● **Task goal**
Go through each line of the records below and count those with the word "Response"; give only the total.

[Stored records]
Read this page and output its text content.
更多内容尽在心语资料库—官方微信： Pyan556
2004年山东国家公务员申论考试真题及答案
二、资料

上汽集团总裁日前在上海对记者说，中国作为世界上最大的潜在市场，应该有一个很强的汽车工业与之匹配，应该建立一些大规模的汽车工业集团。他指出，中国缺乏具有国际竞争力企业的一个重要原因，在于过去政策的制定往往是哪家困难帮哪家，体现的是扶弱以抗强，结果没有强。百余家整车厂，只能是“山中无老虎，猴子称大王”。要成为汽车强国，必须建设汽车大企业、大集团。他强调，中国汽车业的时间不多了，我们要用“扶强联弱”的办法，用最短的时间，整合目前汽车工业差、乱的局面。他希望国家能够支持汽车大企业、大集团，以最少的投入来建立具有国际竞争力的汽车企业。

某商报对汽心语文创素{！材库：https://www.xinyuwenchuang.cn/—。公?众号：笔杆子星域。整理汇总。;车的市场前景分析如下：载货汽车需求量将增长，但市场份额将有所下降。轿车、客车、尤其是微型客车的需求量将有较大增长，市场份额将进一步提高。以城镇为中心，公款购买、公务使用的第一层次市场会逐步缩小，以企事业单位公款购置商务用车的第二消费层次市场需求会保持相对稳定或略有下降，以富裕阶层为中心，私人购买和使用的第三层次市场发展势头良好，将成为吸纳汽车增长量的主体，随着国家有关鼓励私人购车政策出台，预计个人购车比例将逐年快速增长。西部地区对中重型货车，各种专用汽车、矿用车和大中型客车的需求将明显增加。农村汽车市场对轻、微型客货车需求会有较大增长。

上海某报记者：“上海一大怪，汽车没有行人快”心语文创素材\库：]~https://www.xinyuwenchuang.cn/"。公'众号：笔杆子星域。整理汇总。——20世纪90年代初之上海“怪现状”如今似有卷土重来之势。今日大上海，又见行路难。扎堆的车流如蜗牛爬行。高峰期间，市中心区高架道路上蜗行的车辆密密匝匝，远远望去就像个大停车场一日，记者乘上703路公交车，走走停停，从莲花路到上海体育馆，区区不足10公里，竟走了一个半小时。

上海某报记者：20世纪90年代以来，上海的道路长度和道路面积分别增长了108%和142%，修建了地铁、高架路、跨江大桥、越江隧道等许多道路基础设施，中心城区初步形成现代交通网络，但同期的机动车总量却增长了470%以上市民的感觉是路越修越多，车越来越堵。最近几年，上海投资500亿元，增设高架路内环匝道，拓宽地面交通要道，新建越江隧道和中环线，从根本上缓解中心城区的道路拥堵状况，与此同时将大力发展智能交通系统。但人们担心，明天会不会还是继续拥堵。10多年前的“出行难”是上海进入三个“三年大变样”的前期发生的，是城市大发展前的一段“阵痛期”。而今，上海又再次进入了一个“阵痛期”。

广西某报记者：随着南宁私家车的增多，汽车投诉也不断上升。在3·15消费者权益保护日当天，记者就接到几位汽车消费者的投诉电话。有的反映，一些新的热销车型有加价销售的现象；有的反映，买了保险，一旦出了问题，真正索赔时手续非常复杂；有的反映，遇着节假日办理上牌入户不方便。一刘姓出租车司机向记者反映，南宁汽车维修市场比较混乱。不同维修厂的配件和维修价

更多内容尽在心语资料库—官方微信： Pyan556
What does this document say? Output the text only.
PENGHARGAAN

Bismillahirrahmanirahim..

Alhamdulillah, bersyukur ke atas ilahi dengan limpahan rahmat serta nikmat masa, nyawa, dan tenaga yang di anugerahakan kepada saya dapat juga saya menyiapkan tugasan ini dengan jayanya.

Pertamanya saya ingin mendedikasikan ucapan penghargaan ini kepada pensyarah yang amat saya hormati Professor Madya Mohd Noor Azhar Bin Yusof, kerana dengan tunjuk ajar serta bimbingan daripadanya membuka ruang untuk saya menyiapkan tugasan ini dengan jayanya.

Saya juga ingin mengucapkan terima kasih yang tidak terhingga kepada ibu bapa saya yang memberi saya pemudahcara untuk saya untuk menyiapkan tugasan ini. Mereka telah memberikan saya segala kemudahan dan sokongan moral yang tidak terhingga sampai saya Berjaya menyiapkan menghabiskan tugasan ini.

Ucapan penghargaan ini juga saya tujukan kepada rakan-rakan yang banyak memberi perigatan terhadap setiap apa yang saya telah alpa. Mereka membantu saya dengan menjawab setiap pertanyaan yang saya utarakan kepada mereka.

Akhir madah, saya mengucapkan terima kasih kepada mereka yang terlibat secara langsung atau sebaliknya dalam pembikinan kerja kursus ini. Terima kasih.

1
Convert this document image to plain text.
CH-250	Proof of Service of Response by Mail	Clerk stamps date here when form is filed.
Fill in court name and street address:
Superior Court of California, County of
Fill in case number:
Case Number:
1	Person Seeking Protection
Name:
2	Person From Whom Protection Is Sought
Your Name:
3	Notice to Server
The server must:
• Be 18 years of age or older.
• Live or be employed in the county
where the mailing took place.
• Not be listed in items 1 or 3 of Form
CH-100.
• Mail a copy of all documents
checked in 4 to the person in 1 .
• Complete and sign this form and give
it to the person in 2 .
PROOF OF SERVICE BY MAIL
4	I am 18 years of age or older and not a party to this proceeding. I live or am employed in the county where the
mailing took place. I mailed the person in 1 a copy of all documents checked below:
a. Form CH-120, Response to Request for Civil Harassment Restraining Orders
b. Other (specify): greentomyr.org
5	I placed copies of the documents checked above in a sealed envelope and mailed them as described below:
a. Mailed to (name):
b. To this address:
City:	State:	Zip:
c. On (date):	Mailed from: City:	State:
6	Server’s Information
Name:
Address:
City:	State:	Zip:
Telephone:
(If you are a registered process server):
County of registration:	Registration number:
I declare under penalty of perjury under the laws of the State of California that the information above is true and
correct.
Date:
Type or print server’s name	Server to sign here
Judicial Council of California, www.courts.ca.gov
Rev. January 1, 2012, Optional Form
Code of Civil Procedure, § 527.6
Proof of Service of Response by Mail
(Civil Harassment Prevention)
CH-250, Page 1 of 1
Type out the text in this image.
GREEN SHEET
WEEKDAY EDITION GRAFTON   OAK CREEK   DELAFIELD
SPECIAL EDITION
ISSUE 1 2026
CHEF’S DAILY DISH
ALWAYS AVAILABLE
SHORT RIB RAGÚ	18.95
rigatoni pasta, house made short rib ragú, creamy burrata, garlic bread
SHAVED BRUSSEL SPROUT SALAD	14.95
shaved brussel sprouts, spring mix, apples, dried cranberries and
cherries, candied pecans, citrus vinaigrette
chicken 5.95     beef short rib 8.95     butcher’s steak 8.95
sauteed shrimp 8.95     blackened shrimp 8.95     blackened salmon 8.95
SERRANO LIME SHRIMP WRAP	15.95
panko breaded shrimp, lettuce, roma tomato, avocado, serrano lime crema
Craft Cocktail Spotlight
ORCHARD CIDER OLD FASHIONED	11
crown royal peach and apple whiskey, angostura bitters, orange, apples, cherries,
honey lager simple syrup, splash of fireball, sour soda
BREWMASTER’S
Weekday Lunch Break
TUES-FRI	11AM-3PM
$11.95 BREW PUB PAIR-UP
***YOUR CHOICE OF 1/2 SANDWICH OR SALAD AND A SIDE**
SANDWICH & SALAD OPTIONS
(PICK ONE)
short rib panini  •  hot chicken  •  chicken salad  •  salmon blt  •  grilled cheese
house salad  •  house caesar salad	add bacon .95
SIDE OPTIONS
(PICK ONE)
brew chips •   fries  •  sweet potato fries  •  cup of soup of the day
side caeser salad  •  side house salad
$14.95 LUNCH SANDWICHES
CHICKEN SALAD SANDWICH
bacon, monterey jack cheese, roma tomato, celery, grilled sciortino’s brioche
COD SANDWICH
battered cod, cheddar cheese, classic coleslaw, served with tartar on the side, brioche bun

● **Answer to this problem**
3